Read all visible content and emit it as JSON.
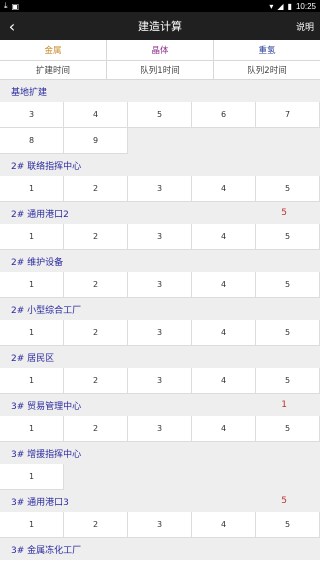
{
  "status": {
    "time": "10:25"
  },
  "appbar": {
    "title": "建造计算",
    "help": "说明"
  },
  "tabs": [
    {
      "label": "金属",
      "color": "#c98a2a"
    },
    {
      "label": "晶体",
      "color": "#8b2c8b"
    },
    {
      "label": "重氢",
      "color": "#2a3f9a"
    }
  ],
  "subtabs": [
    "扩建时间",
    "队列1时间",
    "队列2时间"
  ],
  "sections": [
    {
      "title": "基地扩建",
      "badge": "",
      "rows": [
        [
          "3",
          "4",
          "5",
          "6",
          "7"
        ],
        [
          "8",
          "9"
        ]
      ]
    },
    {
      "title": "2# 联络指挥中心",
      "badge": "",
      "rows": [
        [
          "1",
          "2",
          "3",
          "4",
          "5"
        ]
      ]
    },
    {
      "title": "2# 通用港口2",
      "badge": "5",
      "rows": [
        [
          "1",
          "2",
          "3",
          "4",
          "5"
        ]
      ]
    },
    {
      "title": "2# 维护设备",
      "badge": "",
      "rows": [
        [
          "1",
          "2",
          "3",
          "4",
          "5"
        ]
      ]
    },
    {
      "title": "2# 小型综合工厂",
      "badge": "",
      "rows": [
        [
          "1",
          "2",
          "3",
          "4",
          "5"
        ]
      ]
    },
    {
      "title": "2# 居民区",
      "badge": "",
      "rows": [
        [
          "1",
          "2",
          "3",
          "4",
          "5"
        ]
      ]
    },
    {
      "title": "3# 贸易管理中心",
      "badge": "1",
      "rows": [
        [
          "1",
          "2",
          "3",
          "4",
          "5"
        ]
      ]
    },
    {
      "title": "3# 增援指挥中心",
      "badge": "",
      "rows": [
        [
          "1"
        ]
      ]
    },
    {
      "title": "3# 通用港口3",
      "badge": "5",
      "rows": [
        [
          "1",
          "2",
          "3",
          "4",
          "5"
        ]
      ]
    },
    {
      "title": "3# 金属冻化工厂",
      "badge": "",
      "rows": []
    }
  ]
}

> Your instructions
Collect the lines of the data that carry the word "color".

> Reply to the exercise
      "color": "#c98a2a"
      "color": "#8b2c8b"
      "color": "#2a3f9a"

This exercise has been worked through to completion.